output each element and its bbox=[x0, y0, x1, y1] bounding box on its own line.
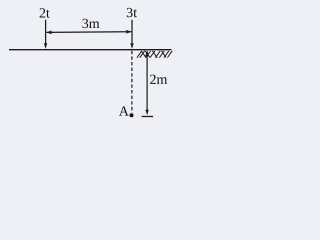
force arrow 3t bbox=[130, 20, 133, 49]
label 2t bbox=[40, 8, 50, 17]
dashed projection line below 3t bbox=[131, 51, 133, 113]
ground line (beam surface) bbox=[9, 49, 172, 51]
dimension line 2m (vertical) bbox=[142, 50, 154, 116]
label A bbox=[119, 106, 129, 115]
point A dot bbox=[130, 113, 134, 117]
label 2m bbox=[150, 75, 167, 84]
force arrow 2t bbox=[44, 20, 47, 49]
label 3t bbox=[127, 8, 137, 17]
label 3m bbox=[82, 19, 99, 28]
dimension line 3m bbox=[46, 30, 131, 34]
ground hatching (right support) bbox=[137, 51, 172, 58]
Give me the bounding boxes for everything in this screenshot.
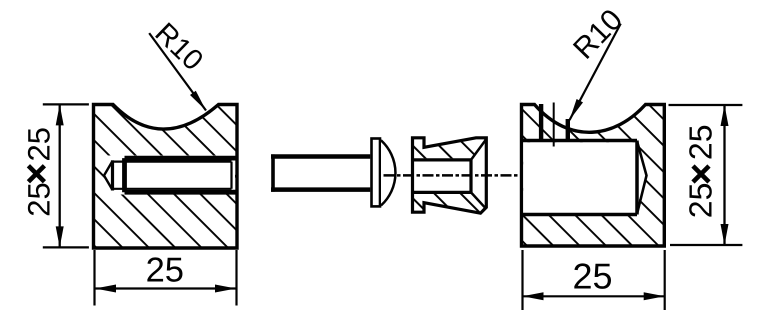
right block vertical tap bar left [539, 104, 543, 141]
dimension 25x25 right: arrows [721, 105, 729, 126]
right block vertical tap bar right [566, 119, 570, 141]
radius label R10 left: leader [149, 33, 206, 110]
dimension 25x25 left: extension lines [43, 104, 89, 247]
radius label R10 right: arrowhead [570, 99, 584, 120]
dimension 25x25 right: dimension line [723, 105, 725, 245]
svg-text:25: 25 [21, 127, 56, 161]
left block [94, 105, 238, 249]
bolt shaft [271, 154, 370, 191]
dimension 25x25 right: extension lines [669, 105, 743, 245]
left hole bottom vertical [111, 160, 114, 190]
expanding insert: outer outline [413, 138, 487, 213]
radius label R10 right: leader [570, 24, 621, 121]
left block threaded hole (white clearing) [103, 156, 235, 195]
dimension 25x25 left: text [21, 127, 56, 217]
expanding insert: inner cone diagonals [471, 140, 486, 208]
expanding insert: bore lines [413, 160, 472, 193]
left hole minor bore lines (thin) [113, 162, 232, 189]
radius label R10 left: arrowhead [190, 91, 206, 111]
dimension 25x25 right: text [683, 125, 719, 219]
dimension 25x25 left: dimension line [59, 104, 61, 247]
svg-text:25: 25 [683, 183, 719, 219]
dimension 25 bottom-right: dimension line [523, 295, 665, 297]
svg-text:25: 25 [146, 251, 184, 289]
svg-text:25: 25 [572, 256, 612, 297]
right hole outline [522, 141, 638, 215]
right block vertical hole centerline [553, 103, 555, 147]
dimension 25 bottom-right: extension lines [523, 250, 665, 310]
centerline [384, 174, 522, 177]
expanding insert: hatch bottom wall [413, 194, 487, 213]
dimension 25 bottom-left: extension lines [95, 250, 237, 306]
svg-text:25: 25 [21, 182, 56, 216]
left hole thread major outline (thick) [125, 158, 237, 192]
dimension 25 bottom-left: arrows [95, 285, 116, 293]
bolt head dome [381, 140, 395, 205]
right block hole (white clearing) [523, 142, 646, 213]
left hole drill cone [104, 161, 113, 190]
dimension 25x25 left: arrows [56, 104, 64, 125]
svg-text:25: 25 [683, 125, 719, 161]
right hole drill cone [637, 141, 647, 214]
bolt head flange [372, 139, 381, 207]
dimension 25 bottom-right: arrows [523, 292, 544, 300]
right block [522, 105, 665, 247]
dimension 25 bottom-left: dimension line [95, 287, 236, 289]
expanding insert: hatch top wall [413, 138, 487, 159]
--
DIRECTION | Please reproduce all the rows above without changes, leaving out the picture lines.

REPLY TO THE TASK |
output each element and its bbox=[x0, y0, x1, y1] bounding box on its own line.
force arrow 3t bbox=[130, 20, 133, 49]
label 2t bbox=[40, 8, 50, 17]
dashed projection line below 3t bbox=[131, 51, 133, 113]
ground line (beam surface) bbox=[9, 49, 172, 51]
dimension line 2m (vertical) bbox=[142, 50, 154, 116]
label A bbox=[119, 106, 129, 115]
point A dot bbox=[130, 113, 134, 117]
label 2m bbox=[150, 75, 167, 84]
force arrow 2t bbox=[44, 20, 47, 49]
label 3t bbox=[127, 8, 137, 17]
label 3m bbox=[82, 19, 99, 28]
dimension line 3m bbox=[46, 30, 131, 34]
ground hatching (right support) bbox=[137, 51, 172, 58]
Give me the bounding boxes for everything in this screenshot.
right block vertical tap bar left [539, 104, 543, 141]
dimension 25x25 right: arrows [721, 105, 729, 126]
right block vertical tap bar right [566, 119, 570, 141]
radius label R10 left: leader [149, 33, 206, 110]
dimension 25x25 left: extension lines [43, 104, 89, 247]
radius label R10 right: arrowhead [570, 99, 584, 120]
dimension 25x25 right: dimension line [723, 105, 725, 245]
svg-text:25: 25 [21, 127, 56, 161]
left block [94, 105, 238, 249]
bolt shaft [271, 154, 370, 191]
dimension 25x25 right: extension lines [669, 105, 743, 245]
left hole bottom vertical [111, 160, 114, 190]
expanding insert: outer outline [413, 138, 487, 213]
radius label R10 right: leader [570, 24, 621, 121]
left block threaded hole (white clearing) [103, 156, 235, 195]
dimension 25x25 left: text [21, 127, 56, 217]
expanding insert: inner cone diagonals [471, 140, 486, 208]
expanding insert: bore lines [413, 160, 472, 193]
left hole minor bore lines (thin) [113, 162, 232, 189]
radius label R10 left: arrowhead [190, 91, 206, 111]
dimension 25x25 right: text [683, 125, 719, 219]
dimension 25x25 left: dimension line [59, 104, 61, 247]
svg-text:25: 25 [683, 183, 719, 219]
dimension 25 bottom-right: dimension line [523, 295, 665, 297]
svg-text:25: 25 [146, 251, 184, 289]
svg-text:25: 25 [572, 256, 612, 297]
right hole outline [522, 141, 638, 215]
right block vertical hole centerline [553, 103, 555, 147]
dimension 25 bottom-right: extension lines [523, 250, 665, 310]
centerline [384, 174, 522, 177]
expanding insert: hatch bottom wall [413, 194, 487, 213]
dimension 25 bottom-left: extension lines [95, 250, 237, 306]
svg-text:25: 25 [21, 182, 56, 216]
left hole thread major outline (thick) [125, 158, 237, 192]
dimension 25 bottom-left: arrows [95, 285, 116, 293]
bolt head dome [381, 140, 395, 205]
right block hole (white clearing) [523, 142, 646, 213]
left hole drill cone [104, 161, 113, 190]
dimension 25x25 left: arrows [56, 104, 64, 125]
svg-text:25: 25 [683, 125, 719, 161]
right hole drill cone [637, 141, 647, 214]
bolt head flange [372, 139, 381, 207]
dimension 25 bottom-right: arrows [523, 292, 544, 300]
right block [522, 105, 665, 247]
dimension 25 bottom-left: dimension line [95, 287, 236, 289]
expanding insert: hatch top wall [413, 138, 487, 159]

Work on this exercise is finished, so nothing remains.